*Goal*. In the material below, list every line carrying the string "响应文件提交的截止时间".

———

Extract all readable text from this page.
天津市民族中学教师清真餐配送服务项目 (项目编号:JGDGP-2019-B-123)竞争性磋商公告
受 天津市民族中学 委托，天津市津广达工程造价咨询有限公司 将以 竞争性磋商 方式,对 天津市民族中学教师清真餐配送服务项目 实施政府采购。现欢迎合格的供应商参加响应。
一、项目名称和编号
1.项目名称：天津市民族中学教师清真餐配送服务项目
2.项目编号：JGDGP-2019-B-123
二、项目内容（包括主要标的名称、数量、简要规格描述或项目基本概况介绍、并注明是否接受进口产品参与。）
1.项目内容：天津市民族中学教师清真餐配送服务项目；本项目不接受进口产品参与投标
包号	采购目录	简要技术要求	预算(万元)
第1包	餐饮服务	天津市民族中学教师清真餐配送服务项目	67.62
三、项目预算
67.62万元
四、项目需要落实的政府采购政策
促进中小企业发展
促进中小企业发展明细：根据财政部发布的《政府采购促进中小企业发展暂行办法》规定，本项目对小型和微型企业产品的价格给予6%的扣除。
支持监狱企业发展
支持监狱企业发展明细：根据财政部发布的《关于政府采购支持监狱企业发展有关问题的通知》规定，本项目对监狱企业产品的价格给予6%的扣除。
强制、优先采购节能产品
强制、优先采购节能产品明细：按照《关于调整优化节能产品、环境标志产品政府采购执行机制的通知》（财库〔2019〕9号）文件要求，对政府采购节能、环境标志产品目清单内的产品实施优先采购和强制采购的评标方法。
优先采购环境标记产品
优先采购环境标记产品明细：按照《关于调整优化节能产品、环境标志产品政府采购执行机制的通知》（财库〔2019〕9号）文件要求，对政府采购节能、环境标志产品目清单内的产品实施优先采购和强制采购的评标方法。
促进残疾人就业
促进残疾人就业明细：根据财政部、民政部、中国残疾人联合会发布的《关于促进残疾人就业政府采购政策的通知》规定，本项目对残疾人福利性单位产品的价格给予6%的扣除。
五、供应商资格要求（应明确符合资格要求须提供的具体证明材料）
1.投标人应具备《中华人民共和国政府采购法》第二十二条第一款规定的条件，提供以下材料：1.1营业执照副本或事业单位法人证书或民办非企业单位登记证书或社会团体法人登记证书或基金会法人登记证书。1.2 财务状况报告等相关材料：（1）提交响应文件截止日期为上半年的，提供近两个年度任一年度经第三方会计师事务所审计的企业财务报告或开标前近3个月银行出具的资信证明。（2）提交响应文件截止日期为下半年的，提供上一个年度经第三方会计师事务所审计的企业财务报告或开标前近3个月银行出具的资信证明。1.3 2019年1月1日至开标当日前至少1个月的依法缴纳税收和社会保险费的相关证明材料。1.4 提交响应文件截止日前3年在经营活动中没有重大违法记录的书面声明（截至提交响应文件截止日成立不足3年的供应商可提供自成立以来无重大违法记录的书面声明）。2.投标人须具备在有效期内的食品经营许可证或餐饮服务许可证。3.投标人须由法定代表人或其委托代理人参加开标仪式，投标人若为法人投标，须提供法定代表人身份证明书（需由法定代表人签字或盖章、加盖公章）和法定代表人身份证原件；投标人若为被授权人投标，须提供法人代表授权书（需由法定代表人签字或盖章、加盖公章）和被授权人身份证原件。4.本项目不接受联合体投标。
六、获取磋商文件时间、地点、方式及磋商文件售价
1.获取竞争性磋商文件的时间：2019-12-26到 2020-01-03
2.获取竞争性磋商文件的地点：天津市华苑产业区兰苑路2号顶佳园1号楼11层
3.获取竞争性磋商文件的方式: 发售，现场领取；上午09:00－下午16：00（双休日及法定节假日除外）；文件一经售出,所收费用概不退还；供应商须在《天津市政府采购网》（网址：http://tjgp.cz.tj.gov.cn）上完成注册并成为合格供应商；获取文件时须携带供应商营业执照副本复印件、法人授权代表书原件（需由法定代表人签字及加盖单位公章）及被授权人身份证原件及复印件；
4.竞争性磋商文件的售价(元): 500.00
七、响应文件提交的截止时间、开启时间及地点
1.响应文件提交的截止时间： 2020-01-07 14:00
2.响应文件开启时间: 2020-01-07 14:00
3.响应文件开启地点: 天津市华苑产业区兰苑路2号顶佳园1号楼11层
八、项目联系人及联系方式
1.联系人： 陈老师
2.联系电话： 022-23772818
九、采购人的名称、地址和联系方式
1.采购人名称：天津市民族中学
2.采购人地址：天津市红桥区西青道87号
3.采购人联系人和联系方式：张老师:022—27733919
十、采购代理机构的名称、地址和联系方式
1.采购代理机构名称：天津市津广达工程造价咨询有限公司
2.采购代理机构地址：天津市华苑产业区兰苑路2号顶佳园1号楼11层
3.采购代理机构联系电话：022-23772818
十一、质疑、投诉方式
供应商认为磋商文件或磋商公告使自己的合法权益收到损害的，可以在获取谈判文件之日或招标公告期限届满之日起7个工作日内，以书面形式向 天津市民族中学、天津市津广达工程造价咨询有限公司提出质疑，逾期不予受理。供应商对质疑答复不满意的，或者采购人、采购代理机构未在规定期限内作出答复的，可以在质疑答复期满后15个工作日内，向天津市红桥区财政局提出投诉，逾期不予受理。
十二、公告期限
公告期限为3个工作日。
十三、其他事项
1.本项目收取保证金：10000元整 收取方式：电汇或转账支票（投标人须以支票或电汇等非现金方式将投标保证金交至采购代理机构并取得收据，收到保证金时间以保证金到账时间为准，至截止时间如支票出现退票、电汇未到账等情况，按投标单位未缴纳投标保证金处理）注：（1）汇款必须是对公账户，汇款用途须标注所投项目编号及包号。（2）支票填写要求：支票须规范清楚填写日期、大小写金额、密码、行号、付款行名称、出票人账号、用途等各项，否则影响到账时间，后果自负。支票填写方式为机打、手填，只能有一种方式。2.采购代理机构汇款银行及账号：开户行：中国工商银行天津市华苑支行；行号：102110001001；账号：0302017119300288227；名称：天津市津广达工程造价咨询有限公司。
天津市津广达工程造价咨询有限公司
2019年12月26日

———

*Output below*.
七、响应文件提交的截止时间、开启时间及地点
1.响应文件提交的截止时间： 2020-01-07 14:00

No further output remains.